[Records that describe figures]
============================================================

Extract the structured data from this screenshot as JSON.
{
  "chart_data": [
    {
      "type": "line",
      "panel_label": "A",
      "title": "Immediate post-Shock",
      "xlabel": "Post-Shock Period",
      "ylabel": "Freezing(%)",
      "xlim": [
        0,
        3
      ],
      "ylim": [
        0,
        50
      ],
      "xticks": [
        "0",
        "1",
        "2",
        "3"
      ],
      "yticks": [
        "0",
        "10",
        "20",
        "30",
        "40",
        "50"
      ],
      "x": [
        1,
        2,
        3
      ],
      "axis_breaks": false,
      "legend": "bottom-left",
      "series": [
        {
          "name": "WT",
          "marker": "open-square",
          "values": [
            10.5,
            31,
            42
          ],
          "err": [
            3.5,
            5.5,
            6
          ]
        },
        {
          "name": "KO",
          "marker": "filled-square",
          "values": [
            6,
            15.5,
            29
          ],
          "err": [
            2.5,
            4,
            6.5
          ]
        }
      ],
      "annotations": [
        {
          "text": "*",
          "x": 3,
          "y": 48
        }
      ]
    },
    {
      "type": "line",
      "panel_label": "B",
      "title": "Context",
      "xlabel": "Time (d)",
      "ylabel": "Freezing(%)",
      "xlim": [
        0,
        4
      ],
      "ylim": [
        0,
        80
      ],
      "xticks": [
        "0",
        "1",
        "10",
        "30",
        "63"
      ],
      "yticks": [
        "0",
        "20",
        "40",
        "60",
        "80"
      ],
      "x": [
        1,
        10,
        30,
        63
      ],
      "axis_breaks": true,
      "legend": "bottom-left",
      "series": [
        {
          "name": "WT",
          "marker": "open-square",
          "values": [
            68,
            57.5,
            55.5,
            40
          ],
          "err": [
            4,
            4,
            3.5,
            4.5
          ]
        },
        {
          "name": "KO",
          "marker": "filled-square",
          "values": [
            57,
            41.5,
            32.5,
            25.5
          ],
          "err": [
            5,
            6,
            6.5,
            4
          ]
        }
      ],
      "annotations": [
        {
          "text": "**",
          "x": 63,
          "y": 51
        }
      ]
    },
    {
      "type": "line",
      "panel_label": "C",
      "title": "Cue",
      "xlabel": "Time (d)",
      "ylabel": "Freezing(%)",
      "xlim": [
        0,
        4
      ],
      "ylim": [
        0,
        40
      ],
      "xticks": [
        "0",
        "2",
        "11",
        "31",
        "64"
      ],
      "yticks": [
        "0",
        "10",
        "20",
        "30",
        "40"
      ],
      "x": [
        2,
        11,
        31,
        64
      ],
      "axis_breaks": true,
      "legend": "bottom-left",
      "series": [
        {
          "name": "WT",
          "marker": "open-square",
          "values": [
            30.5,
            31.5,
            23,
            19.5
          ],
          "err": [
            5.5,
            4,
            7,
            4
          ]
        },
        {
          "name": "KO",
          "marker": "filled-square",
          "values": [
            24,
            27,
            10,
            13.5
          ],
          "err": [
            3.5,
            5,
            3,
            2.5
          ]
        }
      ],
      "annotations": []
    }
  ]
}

============================================================

# Your goal
Make an exact copy of all the data.

# Answer to this exercise
Extract the structured data from this screenshot as JSON.
{
  "chart_data": [
    {
      "type": "line",
      "panel_label": "A",
      "title": "Immediate post-Shock",
      "xlabel": "Post-Shock Period",
      "ylabel": "Freezing(%)",
      "xlim": [
        0,
        3
      ],
      "ylim": [
        0,
        50
      ],
      "xticks": [
        "0",
        "1",
        "2",
        "3"
      ],
      "yticks": [
        "0",
        "10",
        "20",
        "30",
        "40",
        "50"
      ],
      "x": [
        1,
        2,
        3
      ],
      "axis_breaks": false,
      "legend": "bottom-left",
      "series": [
        {
          "name": "WT",
          "marker": "open-square",
          "values": [
            10.5,
            31,
            42
          ],
          "err": [
            3.5,
            5.5,
            6
          ]
        },
        {
          "name": "KO",
          "marker": "filled-square",
          "values": [
            6,
            15.5,
            29
          ],
          "err": [
            2.5,
            4,
            6.5
          ]
        }
      ],
      "annotations": [
        {
          "text": "*",
          "x": 3,
          "y": 48
        }
      ]
    },
    {
      "type": "line",
      "panel_label": "B",
      "title": "Context",
      "xlabel": "Time (d)",
      "ylabel": "Freezing(%)",
      "xlim": [
        0,
        4
      ],
      "ylim": [
        0,
        80
      ],
      "xticks": [
        "0",
        "1",
        "10",
        "30",
        "63"
      ],
      "yticks": [
        "0",
        "20",
        "40",
        "60",
        "80"
      ],
      "x": [
        1,
        10,
        30,
        63
      ],
      "axis_breaks": true,
      "legend": "bottom-left",
      "series": [
        {
          "name": "WT",
          "marker": "open-square",
          "values": [
            68,
            57.5,
            55.5,
            40
          ],
          "err": [
            4,
            4,
            3.5,
            4.5
          ]
        },
        {
          "name": "KO",
          "marker": "filled-square",
          "values": [
            57,
            41.5,
            32.5,
            25.5
          ],
          "err": [
            5,
            6,
            6.5,
            4
          ]
        }
      ],
      "annotations": [
        {
          "text": "**",
          "x": 63,
          "y": 51
        }
      ]
    },
    {
      "type": "line",
      "panel_label": "C",
      "title": "Cue",
      "xlabel": "Time (d)",
      "ylabel": "Freezing(%)",
      "xlim": [
        0,
        4
      ],
      "ylim": [
        0,
        40
      ],
      "xticks": [
        "0",
        "2",
        "11",
        "31",
        "64"
      ],
      "yticks": [
        "0",
        "10",
        "20",
        "30",
        "40"
      ],
      "x": [
        2,
        11,
        31,
        64
      ],
      "axis_breaks": true,
      "legend": "bottom-left",
      "series": [
        {
          "name": "WT",
          "marker": "open-square",
          "values": [
            30.5,
            31.5,
            23,
            19.5
          ],
          "err": [
            5.5,
            4,
            7,
            4
          ]
        },
        {
          "name": "KO",
          "marker": "filled-square",
          "values": [
            24,
            27,
            10,
            13.5
          ],
          "err": [
            3.5,
            5,
            3,
            2.5
          ]
        }
      ],
      "annotations": []
    }
  ]
}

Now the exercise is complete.